→ **What the task asks**:
Don't copy the pictures; return every other part of the records exactly.
>> begin
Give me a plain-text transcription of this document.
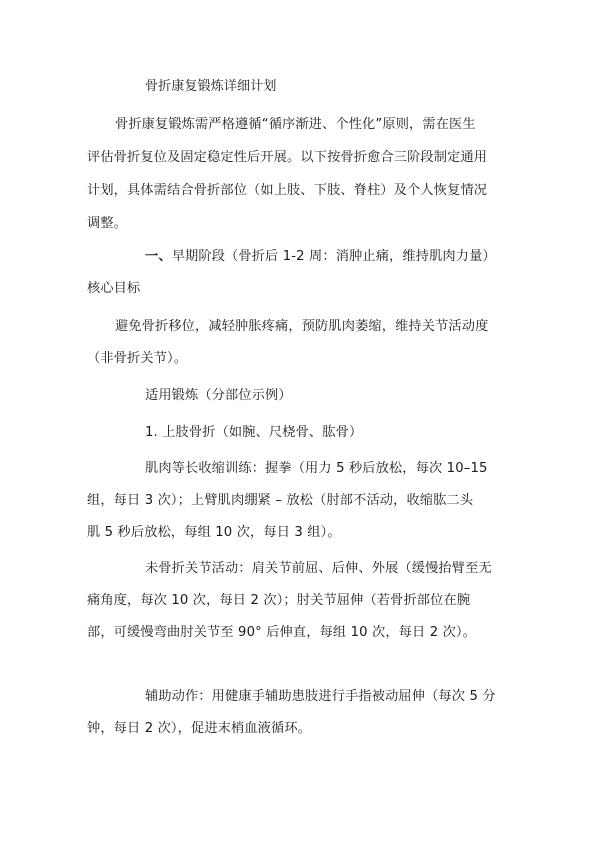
骨折康复锻炼详细计划
骨折康复锻炼需严格遵循“循序渐进、个性化”原则，需在医生
评估骨折复位及固定稳定性后开展。以下按骨折愈合三阶段制定通用
计划，具体需结合骨折部位（如上肢、下肢、脊柱）及个人恢复情况
调整。
一、早期阶段（骨折后 1-2 周：消肿止痛，维持肌肉力量）
核心目标
避免骨折移位，减轻肿胀疼痛，预防肌肉萎缩，维持关节活动度
（非骨折关节）。
适用锻炼（分部位示例）
1. 上肢骨折（如腕、尺桡骨、肱骨）
肌肉等长收缩训练：握拳（用力 5 秒后放松，每次 10–15
组，每日 3 次）；上臂肌肉绷紧 – 放松（肘部不活动，收缩肱二头
肌 5 秒后放松，每组 10 次，每日 3 组）。
未骨折关节活动：肩关节前屈、后伸、外展（缓慢抬臂至无
痛角度，每次 10 次，每日 2 次）；肘关节屈伸（若骨折部位在腕
部，可缓慢弯曲肘关节至 90° 后伸直，每组 10 次，每日 2 次）。
辅助动作：用健康手辅助患肢进行手指被动屈伸（每次 5 分
钟，每日 2 次），促进末梢血液循环。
>> end
→ **Answer to the exercise**:
Give me a plain-text transcription of this document.
骨折康复锻炼详细计划
骨折康复锻炼需严格遵循“循序渐进、个性化”原则，需在医生
评估骨折复位及固定稳定性后开展。以下按骨折愈合三阶段制定通用
计划，具体需结合骨折部位（如上肢、下肢、脊柱）及个人恢复情况
调整。
一、早期阶段（骨折后 1-2 周：消肿止痛，维持肌肉力量）
核心目标
避免骨折移位，减轻肿胀疼痛，预防肌肉萎缩，维持关节活动度
（非骨折关节）。
适用锻炼（分部位示例）
1. 上肢骨折（如腕、尺桡骨、肱骨）
肌肉等长收缩训练：握拳（用力 5 秒后放松，每次 10–15
组，每日 3 次）；上臂肌肉绷紧 – 放松（肘部不活动，收缩肱二头
肌 5 秒后放松，每组 10 次，每日 3 组）。
未骨折关节活动：肩关节前屈、后伸、外展（缓慢抬臂至无
痛角度，每次 10 次，每日 2 次）；肘关节屈伸（若骨折部位在腕
部，可缓慢弯曲肘关节至 90° 后伸直，每组 10 次，每日 2 次）。
辅助动作：用健康手辅助患肢进行手指被动屈伸（每次 5 分
钟，每日 2 次），促进末梢血液循环。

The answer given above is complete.